| EXERCISE DETAILS |
Print the lines below exactly as they appear, everything from the line containing "data-point [200,218,211,229]" down to the line containing "data-point [1014,259,1025,270]", including both of those lines.

Part of a data file
· · · ·
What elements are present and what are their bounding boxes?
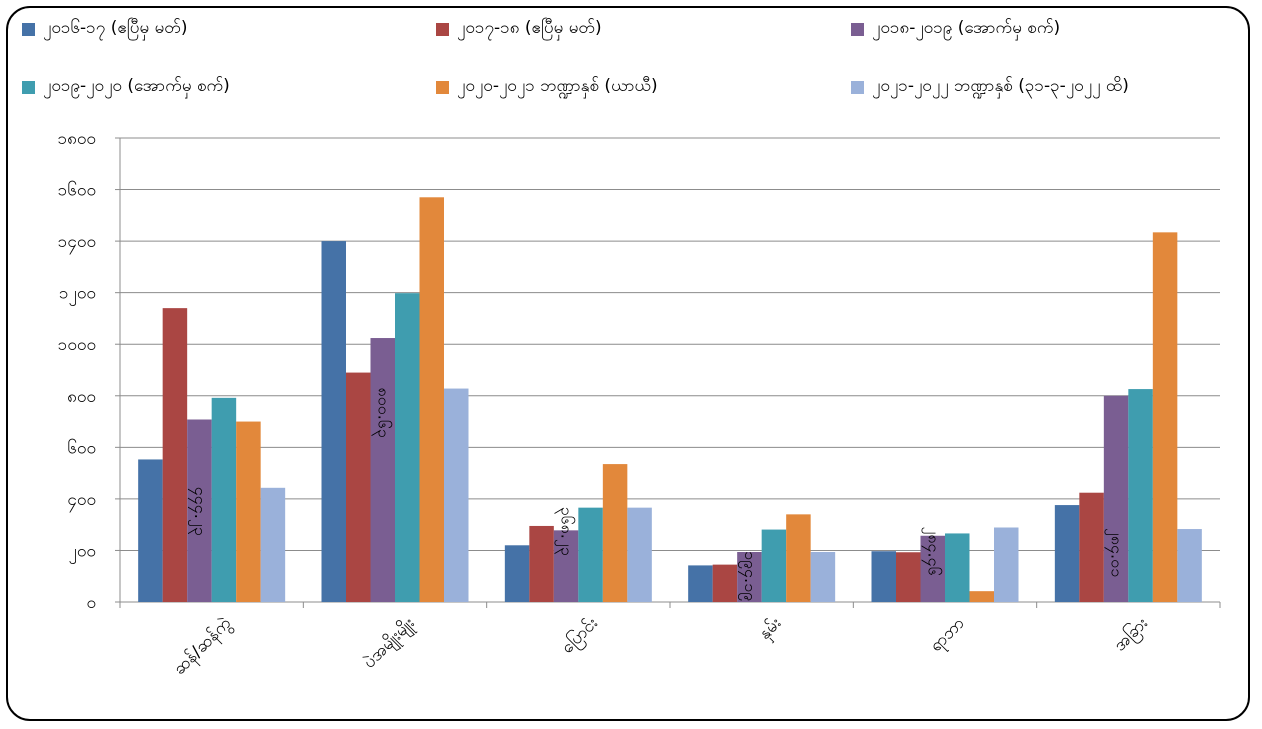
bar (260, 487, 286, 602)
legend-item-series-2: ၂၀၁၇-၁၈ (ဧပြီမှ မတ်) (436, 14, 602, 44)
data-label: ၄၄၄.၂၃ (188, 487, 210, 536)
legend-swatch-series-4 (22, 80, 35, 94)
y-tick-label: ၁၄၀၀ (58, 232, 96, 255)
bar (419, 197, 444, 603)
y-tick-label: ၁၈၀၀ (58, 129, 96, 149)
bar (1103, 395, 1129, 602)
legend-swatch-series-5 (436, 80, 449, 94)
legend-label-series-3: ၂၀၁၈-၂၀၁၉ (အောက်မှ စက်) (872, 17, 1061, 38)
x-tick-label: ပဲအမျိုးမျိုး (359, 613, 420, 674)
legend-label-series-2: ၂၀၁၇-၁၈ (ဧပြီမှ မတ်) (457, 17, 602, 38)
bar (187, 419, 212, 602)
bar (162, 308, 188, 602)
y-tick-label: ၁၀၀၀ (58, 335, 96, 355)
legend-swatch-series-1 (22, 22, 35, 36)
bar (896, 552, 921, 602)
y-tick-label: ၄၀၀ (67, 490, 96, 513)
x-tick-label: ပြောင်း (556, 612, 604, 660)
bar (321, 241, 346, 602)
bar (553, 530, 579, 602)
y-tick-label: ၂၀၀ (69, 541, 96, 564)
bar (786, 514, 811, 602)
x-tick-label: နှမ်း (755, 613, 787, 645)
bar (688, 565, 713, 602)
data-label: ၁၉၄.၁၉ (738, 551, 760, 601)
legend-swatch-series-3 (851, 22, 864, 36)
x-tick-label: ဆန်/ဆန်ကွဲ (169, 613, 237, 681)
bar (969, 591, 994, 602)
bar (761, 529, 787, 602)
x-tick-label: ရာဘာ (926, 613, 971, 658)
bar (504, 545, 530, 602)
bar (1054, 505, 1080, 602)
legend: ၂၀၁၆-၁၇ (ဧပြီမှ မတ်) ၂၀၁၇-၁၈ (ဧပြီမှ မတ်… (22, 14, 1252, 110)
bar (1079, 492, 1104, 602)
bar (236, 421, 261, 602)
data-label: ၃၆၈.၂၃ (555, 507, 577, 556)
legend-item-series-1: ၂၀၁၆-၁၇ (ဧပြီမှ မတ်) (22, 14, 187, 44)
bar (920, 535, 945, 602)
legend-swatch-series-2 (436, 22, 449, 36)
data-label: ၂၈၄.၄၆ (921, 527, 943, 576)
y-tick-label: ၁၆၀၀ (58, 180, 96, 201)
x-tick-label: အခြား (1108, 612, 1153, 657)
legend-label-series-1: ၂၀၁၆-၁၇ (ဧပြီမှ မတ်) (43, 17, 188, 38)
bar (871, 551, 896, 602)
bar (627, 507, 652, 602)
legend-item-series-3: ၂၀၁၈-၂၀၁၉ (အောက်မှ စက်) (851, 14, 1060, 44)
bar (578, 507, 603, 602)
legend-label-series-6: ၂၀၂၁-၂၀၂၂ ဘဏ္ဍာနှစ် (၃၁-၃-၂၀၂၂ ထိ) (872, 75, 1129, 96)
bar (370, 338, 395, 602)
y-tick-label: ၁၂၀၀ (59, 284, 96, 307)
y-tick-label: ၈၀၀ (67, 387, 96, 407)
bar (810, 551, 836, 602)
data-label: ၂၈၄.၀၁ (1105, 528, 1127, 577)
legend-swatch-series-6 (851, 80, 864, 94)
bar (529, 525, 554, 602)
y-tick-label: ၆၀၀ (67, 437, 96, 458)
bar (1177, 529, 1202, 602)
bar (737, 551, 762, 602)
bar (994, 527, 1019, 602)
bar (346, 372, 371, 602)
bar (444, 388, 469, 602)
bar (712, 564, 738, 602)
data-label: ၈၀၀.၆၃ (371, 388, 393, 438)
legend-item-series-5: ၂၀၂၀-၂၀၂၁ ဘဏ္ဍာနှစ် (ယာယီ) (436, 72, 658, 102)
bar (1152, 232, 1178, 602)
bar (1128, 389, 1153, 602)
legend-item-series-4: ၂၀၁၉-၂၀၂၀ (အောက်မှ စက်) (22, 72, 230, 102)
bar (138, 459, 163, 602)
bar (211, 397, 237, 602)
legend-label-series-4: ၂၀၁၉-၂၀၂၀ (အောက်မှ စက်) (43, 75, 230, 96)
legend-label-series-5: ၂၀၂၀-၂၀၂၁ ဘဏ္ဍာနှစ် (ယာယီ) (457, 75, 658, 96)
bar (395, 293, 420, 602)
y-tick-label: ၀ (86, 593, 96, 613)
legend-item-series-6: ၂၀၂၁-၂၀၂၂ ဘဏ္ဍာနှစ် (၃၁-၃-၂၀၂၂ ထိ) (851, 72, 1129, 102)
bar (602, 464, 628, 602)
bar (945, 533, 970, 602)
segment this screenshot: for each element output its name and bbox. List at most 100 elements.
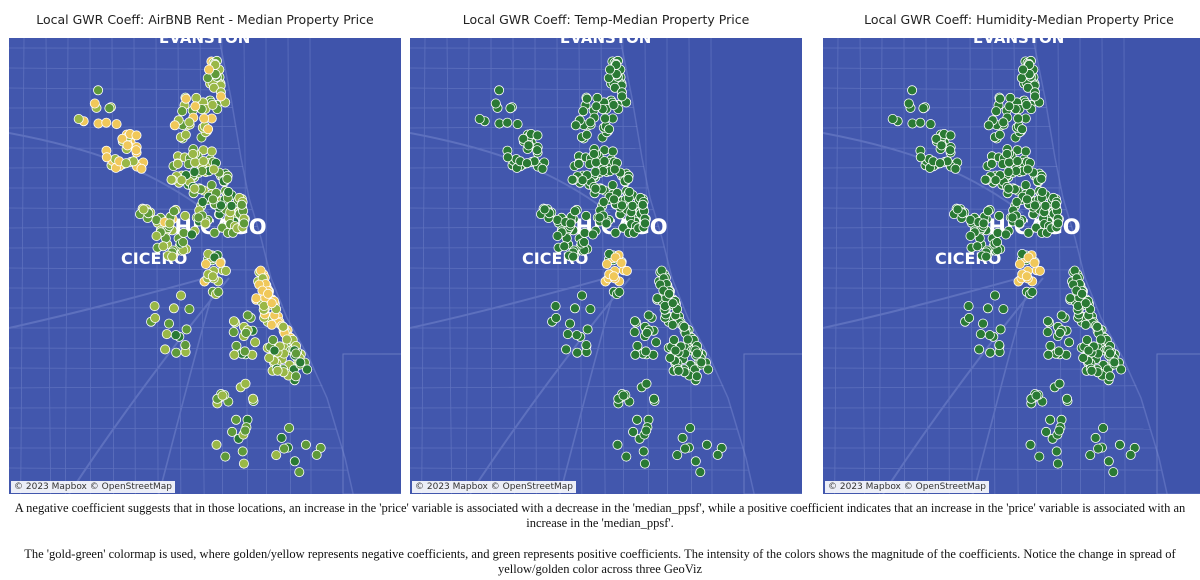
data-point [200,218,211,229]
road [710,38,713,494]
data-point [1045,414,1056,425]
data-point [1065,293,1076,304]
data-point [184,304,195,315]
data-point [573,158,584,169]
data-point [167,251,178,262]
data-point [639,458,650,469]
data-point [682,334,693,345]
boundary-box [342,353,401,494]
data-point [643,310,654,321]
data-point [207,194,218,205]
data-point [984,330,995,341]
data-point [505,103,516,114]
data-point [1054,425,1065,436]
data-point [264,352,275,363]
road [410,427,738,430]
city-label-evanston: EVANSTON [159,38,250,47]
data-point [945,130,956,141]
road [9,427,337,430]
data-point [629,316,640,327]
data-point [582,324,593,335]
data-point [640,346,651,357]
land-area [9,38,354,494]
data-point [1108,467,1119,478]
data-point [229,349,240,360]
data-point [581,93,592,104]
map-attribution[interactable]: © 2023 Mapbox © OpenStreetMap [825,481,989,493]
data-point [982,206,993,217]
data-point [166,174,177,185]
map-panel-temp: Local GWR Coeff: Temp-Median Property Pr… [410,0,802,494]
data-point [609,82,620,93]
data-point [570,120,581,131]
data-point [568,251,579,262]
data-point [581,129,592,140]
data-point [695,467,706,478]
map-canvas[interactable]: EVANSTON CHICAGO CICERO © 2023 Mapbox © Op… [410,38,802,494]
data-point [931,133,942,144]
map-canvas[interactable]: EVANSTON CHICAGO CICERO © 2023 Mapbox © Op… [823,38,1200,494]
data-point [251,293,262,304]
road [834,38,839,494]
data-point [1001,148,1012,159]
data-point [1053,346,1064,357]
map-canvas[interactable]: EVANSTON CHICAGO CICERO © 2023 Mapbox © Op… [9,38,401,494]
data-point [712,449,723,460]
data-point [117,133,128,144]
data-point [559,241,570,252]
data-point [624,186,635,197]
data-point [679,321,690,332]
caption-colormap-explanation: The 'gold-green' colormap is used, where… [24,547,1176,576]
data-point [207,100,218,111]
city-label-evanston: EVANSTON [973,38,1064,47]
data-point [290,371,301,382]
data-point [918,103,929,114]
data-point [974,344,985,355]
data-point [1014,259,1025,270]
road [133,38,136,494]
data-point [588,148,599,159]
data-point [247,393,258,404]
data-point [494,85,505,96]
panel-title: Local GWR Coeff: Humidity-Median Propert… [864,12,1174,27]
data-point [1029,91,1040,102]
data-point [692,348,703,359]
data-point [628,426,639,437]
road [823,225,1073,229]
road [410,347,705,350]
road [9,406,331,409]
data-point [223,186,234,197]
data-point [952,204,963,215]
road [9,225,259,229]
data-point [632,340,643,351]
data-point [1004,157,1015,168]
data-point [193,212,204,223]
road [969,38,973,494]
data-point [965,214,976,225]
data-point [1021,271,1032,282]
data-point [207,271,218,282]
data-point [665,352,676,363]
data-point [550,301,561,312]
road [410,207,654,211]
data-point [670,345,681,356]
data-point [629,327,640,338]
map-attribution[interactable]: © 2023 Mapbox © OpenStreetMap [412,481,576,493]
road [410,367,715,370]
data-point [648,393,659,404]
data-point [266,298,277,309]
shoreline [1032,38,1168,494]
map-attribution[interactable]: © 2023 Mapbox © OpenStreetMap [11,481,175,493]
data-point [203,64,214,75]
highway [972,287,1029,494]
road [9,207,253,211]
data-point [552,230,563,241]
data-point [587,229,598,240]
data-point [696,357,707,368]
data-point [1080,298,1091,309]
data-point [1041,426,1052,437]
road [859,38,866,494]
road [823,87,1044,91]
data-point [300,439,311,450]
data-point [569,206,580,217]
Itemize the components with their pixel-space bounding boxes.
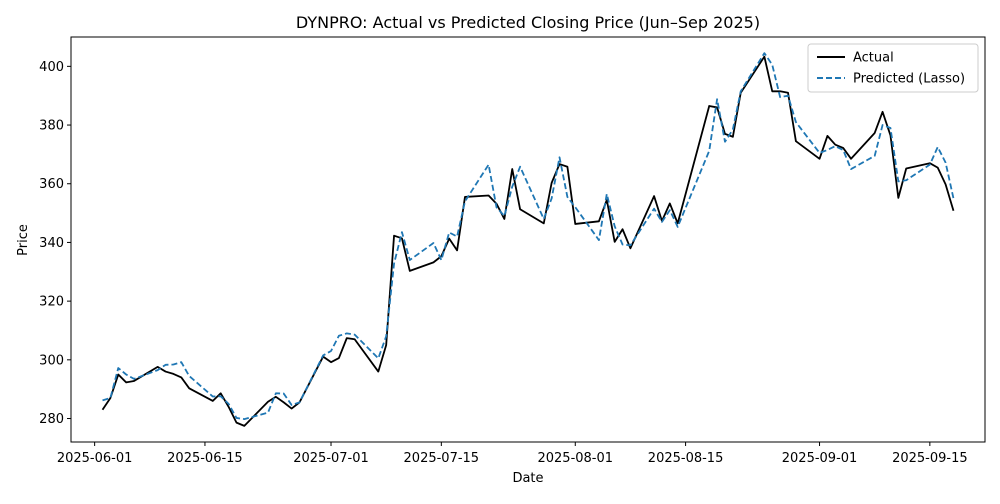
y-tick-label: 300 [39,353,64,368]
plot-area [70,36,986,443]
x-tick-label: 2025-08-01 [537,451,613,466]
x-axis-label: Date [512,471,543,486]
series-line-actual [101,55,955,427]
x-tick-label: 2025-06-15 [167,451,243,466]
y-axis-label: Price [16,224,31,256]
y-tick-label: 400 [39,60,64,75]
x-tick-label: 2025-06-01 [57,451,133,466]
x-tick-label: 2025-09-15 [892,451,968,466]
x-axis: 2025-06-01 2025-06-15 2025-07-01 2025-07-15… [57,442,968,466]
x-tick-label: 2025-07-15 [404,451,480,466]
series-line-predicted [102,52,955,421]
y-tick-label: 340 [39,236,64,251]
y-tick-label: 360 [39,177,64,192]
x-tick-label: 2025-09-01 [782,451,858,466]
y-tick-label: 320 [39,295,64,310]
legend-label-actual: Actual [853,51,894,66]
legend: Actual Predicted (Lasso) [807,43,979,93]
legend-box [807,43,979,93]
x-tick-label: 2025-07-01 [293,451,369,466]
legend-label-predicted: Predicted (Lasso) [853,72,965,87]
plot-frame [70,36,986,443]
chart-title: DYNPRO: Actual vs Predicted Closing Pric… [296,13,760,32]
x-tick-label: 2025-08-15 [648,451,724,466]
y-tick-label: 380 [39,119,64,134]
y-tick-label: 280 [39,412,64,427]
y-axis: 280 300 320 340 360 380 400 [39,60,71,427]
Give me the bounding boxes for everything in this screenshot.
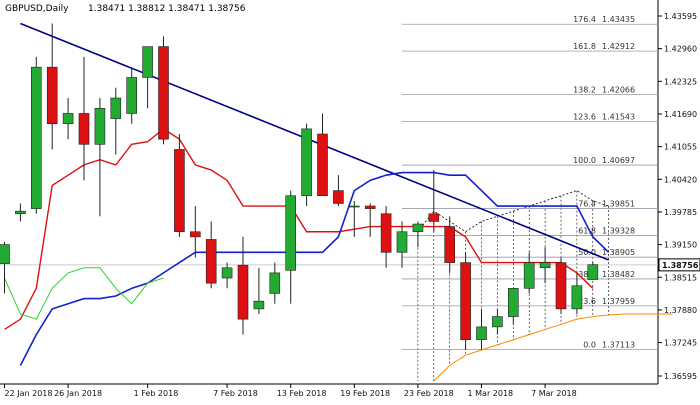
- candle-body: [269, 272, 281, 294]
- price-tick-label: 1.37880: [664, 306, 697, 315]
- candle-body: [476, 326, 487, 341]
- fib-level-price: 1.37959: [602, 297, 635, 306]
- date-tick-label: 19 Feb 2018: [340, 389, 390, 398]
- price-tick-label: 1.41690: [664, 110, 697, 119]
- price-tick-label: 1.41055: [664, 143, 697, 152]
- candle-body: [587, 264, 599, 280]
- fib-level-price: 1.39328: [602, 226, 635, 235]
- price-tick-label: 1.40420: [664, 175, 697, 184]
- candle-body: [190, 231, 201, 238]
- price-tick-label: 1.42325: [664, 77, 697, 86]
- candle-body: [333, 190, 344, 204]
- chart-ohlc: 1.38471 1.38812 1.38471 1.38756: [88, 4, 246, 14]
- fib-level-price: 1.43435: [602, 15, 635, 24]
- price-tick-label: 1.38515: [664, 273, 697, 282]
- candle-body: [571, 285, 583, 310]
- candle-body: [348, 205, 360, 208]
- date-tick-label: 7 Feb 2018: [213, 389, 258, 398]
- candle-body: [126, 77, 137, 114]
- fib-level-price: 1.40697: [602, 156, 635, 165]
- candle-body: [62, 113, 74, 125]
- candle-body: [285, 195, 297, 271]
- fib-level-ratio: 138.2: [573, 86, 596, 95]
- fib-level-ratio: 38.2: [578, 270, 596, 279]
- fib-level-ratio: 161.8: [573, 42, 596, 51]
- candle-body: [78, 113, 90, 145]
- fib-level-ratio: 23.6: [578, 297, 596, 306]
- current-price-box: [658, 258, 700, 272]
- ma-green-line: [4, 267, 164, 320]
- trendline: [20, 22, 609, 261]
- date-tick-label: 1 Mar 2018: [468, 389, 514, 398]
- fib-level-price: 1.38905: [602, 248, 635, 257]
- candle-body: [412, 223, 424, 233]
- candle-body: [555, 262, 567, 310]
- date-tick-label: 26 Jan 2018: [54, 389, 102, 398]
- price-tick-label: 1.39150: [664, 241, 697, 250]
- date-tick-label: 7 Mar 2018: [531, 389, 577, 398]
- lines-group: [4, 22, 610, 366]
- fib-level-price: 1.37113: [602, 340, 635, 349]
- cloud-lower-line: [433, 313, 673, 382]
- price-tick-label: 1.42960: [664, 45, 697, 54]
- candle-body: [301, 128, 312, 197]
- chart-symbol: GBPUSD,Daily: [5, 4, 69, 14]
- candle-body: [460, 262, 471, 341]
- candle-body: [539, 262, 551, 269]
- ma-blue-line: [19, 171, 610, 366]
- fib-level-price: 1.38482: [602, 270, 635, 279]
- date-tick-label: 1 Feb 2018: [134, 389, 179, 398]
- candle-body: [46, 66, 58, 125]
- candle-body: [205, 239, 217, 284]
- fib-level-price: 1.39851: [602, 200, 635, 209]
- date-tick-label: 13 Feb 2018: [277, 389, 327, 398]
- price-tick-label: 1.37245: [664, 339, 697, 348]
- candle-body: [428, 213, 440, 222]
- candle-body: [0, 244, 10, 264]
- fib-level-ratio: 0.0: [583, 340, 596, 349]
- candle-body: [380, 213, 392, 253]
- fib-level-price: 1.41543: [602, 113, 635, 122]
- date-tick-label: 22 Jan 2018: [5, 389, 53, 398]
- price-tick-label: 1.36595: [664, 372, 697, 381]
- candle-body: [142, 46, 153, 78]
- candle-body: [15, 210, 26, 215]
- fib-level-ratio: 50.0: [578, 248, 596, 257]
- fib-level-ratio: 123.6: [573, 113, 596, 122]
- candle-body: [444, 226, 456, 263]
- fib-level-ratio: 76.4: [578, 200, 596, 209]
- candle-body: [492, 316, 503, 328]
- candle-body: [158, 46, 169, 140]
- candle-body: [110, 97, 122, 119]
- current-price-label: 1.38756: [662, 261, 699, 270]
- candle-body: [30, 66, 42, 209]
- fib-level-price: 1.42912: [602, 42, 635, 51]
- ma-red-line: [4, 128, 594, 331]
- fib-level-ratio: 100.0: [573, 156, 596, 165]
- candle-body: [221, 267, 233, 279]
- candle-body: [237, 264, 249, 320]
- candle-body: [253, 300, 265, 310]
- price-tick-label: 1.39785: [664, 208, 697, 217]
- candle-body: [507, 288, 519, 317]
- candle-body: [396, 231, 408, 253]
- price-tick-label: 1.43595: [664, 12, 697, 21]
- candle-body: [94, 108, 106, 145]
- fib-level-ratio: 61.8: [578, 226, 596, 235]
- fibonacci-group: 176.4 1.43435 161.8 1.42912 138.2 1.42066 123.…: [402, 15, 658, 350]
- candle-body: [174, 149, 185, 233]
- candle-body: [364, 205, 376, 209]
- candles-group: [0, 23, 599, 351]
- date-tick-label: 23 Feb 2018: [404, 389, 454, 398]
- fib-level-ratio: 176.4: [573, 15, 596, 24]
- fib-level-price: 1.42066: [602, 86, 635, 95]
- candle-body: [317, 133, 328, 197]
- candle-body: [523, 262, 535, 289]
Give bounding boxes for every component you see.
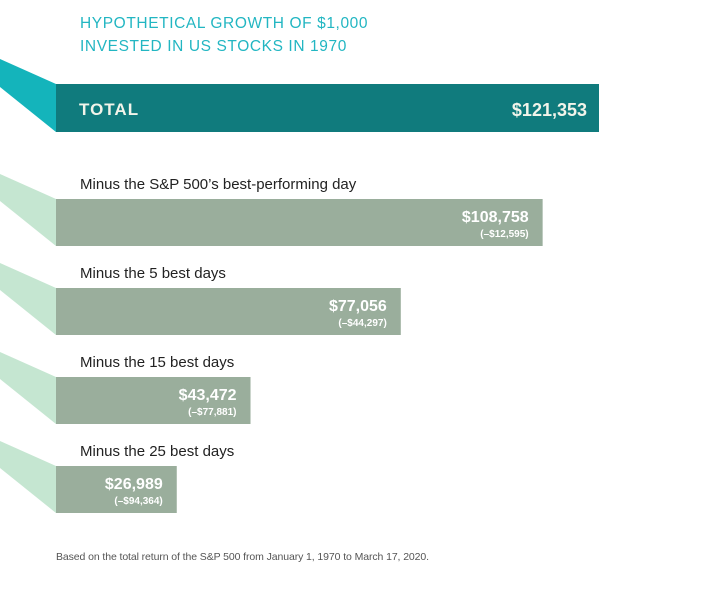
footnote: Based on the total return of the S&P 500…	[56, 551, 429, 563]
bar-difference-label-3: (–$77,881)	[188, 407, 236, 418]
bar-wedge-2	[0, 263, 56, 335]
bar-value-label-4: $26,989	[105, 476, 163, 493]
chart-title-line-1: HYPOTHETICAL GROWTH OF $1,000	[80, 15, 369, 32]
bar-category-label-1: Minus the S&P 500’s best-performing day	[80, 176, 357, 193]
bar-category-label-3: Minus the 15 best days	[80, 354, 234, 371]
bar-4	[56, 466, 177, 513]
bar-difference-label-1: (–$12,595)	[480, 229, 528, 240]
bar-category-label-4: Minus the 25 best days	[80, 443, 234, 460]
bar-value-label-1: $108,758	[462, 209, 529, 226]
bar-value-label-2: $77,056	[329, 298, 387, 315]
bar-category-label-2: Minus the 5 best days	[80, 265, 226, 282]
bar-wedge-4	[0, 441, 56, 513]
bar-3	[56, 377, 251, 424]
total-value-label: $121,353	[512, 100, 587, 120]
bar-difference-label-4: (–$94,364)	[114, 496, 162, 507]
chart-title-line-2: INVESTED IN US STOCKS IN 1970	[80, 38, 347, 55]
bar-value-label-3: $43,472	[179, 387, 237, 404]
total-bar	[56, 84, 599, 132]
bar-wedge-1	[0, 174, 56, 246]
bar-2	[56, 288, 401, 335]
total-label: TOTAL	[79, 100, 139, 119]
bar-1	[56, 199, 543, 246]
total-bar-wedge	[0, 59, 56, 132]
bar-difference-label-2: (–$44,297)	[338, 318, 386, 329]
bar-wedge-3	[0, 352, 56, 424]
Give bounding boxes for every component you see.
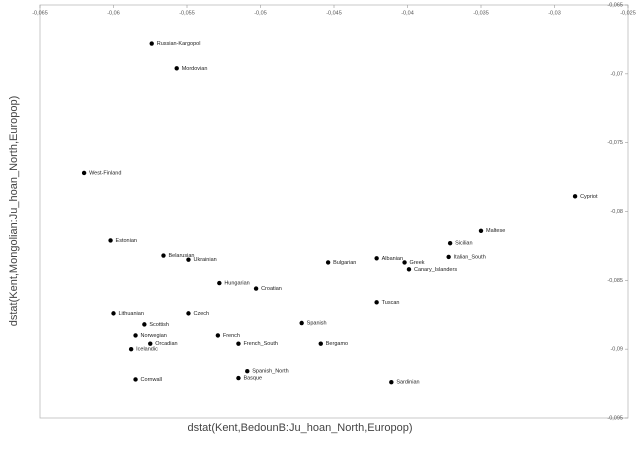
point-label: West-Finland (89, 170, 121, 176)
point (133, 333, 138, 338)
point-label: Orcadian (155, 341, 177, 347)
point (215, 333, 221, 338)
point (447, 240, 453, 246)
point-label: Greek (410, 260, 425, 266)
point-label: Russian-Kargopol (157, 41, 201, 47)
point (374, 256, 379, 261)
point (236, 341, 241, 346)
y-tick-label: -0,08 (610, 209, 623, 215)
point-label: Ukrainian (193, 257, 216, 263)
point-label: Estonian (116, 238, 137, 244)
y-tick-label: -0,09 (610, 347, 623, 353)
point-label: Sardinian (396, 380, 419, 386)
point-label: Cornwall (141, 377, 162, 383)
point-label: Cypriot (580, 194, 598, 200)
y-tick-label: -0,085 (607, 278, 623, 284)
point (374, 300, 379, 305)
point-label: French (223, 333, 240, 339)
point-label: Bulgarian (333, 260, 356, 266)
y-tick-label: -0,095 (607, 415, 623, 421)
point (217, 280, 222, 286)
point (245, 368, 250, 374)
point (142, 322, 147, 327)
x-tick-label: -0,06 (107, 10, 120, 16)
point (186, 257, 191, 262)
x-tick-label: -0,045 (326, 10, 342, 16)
· · · ·
| EXERCISE OUTPUT |
data-point [200,218,211,229]
road [710,38,713,494]
data-point [1045,414,1056,425]
data-point [1065,293,1076,304]
data-point [184,304,195,315]
data-point [573,158,584,169]
data-point [167,251,178,262]
data-point [639,458,650,469]
data-point [682,334,693,345]
boundary-box [342,353,401,494]
data-point [643,310,654,321]
data-point [207,194,218,205]
data-point [984,330,995,341]
data-point [505,103,516,114]
data-point [1054,425,1065,436]
data-point [264,352,275,363]
road [410,427,738,430]
city-label-evanston: EVANSTON [159,38,250,47]
data-point [945,130,956,141]
road [9,427,337,430]
data-point [629,316,640,327]
data-point [582,324,593,335]
data-point [640,346,651,357]
land-area [9,38,354,494]
data-point [1108,467,1119,478]
data-point [229,349,240,360]
data-point [581,93,592,104]
map-attribution[interactable]: © 2023 Mapbox © OpenStreetMap [825,481,989,493]
data-point [982,206,993,217]
data-point [166,174,177,185]
map-panel-temp: Local GWR Coeff: Temp-Median Property Pr… [410,0,802,494]
data-point [609,82,620,93]
data-point [570,120,581,131]
data-point [568,251,579,262]
data-point [581,129,592,140]
data-point [695,467,706,478]
map-canvas[interactable]: EVANSTON CHICAGO CICERO © 2023 Mapbox © Op… [410,38,802,494]
data-point [931,133,942,144]
map-canvas[interactable]: EVANSTON CHICAGO CICERO © 2023 Mapbox © Op… [823,38,1200,494]
data-point [251,293,262,304]
road [834,38,839,494]
data-point [1001,148,1012,159]
data-point [1053,346,1064,357]
map-canvas[interactable]: EVANSTON CHICAGO CICERO © 2023 Mapbox © Op… [9,38,401,494]
data-point [712,449,723,460]
data-point [117,133,128,144]
data-point [559,241,570,252]
data-point [624,186,635,197]
data-point [679,321,690,332]
caption-colormap-explanation: The 'gold-green' colormap is used, where… [24,547,1176,576]
data-point [207,100,218,111]
city-label-evanston: EVANSTON [973,38,1064,47]
data-point [290,371,301,382]
data-point [918,103,929,114]
data-point [974,344,985,355]
data-point [1014,259,1025,270]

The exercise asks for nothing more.